BEGIN Data rows

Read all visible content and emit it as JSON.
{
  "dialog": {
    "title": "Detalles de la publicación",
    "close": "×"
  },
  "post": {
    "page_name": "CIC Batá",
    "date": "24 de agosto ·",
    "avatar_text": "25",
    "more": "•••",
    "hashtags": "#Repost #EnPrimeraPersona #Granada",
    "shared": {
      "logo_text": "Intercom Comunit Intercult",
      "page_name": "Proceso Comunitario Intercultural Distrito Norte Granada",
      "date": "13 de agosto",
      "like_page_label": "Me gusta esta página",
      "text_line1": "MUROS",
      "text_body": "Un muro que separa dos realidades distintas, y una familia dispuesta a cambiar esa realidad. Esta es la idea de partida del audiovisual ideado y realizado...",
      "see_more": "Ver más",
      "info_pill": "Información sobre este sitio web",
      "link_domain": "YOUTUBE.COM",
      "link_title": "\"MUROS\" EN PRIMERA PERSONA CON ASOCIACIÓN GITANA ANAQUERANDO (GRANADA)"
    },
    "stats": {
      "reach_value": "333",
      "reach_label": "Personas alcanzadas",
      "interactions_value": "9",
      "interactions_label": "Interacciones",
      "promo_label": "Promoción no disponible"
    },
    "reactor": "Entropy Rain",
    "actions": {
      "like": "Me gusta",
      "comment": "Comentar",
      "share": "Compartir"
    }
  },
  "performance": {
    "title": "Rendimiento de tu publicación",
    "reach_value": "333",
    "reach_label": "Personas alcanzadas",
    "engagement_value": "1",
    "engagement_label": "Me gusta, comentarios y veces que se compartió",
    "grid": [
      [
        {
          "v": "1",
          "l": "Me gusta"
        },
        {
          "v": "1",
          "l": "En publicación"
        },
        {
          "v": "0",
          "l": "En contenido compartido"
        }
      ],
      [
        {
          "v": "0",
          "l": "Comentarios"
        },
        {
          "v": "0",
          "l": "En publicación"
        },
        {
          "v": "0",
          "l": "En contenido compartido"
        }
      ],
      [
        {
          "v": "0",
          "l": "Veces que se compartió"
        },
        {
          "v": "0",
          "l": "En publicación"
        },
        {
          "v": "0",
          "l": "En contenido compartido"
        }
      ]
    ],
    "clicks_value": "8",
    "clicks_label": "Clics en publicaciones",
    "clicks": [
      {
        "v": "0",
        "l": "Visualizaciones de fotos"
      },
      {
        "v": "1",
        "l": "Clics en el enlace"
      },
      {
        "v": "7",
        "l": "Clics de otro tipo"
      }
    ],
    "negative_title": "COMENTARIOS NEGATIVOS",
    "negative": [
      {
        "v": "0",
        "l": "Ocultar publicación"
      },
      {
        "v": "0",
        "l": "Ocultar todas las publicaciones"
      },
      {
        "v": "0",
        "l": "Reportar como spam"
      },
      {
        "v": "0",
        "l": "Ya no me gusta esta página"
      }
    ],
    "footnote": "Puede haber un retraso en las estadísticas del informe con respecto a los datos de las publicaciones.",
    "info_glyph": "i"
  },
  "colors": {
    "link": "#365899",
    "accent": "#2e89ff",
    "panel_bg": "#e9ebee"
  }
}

END Data rows

Output the records verbatim, from the first line to the last.

Read all visible content and emit it as JSON.
{
  "dialog": {
    "title": "Detalles de la publicación",
    "close": "×"
  },
  "post": {
    "page_name": "CIC Batá",
    "date": "24 de agosto ·",
    "avatar_text": "25",
    "more": "•••",
    "hashtags": "#Repost #EnPrimeraPersona #Granada",
    "shared": {
      "logo_text": "Intercom Comunit Intercult",
      "page_name": "Proceso Comunitario Intercultural Distrito Norte Granada",
      "date": "13 de agosto",
      "like_page_label": "Me gusta esta página",
      "text_line1": "MUROS",
      "text_body": "Un muro que separa dos realidades distintas, y una familia dispuesta a cambiar esa realidad. Esta es la idea de partida del audiovisual ideado y realizado...",
      "see_more": "Ver más",
      "info_pill": "Información sobre este sitio web",
      "link_domain": "YOUTUBE.COM",
      "link_title": "\"MUROS\" EN PRIMERA PERSONA CON ASOCIACIÓN GITANA ANAQUERANDO (GRANADA)"
    },
    "stats": {
      "reach_value": "333",
      "reach_label": "Personas alcanzadas",
      "interactions_value": "9",
      "interactions_label": "Interacciones",
      "promo_label": "Promoción no disponible"
    },
    "reactor": "Entropy Rain",
    "actions": {
      "like": "Me gusta",
      "comment": "Comentar",
      "share": "Compartir"
    }
  },
  "performance": {
    "title": "Rendimiento de tu publicación",
    "reach_value": "333",
    "reach_label": "Personas alcanzadas",
    "engagement_value": "1",
    "engagement_label": "Me gusta, comentarios y veces que se compartió",
    "grid": [
      [
        {
          "v": "1",
          "l": "Me gusta"
        },
        {
          "v": "1",
          "l": "En publicación"
        },
        {
          "v": "0",
          "l": "En contenido compartido"
        }
      ],
      [
        {
          "v": "0",
          "l": "Comentarios"
        },
        {
          "v": "0",
          "l": "En publicación"
        },
        {
          "v": "0",
          "l": "En contenido compartido"
        }
      ],
      [
        {
          "v": "0",
          "l": "Veces que se compartió"
        },
        {
          "v": "0",
          "l": "En publicación"
        },
        {
          "v": "0",
          "l": "En contenido compartido"
        }
      ]
    ],
    "clicks_value": "8",
    "clicks_label": "Clics en publicaciones",
    "clicks": [
      {
        "v": "0",
        "l": "Visualizaciones de fotos"
      },
      {
        "v": "1",
        "l": "Clics en el enlace"
      },
      {
        "v": "7",
        "l": "Clics de otro tipo"
      }
    ],
    "negative_title": "COMENTARIOS NEGATIVOS",
    "negative": [
      {
        "v": "0",
        "l": "Ocultar publicación"
      },
      {
        "v": "0",
        "l": "Ocultar todas las publicaciones"
      },
      {
        "v": "0",
        "l": "Reportar como spam"
      },
      {
        "v": "0",
        "l": "Ya no me gusta esta página"
      }
    ],
    "footnote": "Puede haber un retraso en las estadísticas del informe con respecto a los datos de las publicaciones.",
    "info_glyph": "i"
  },
  "colors": {
    "link": "#365899",
    "accent": "#2e89ff",
    "panel_bg": "#e9ebee"
  }
}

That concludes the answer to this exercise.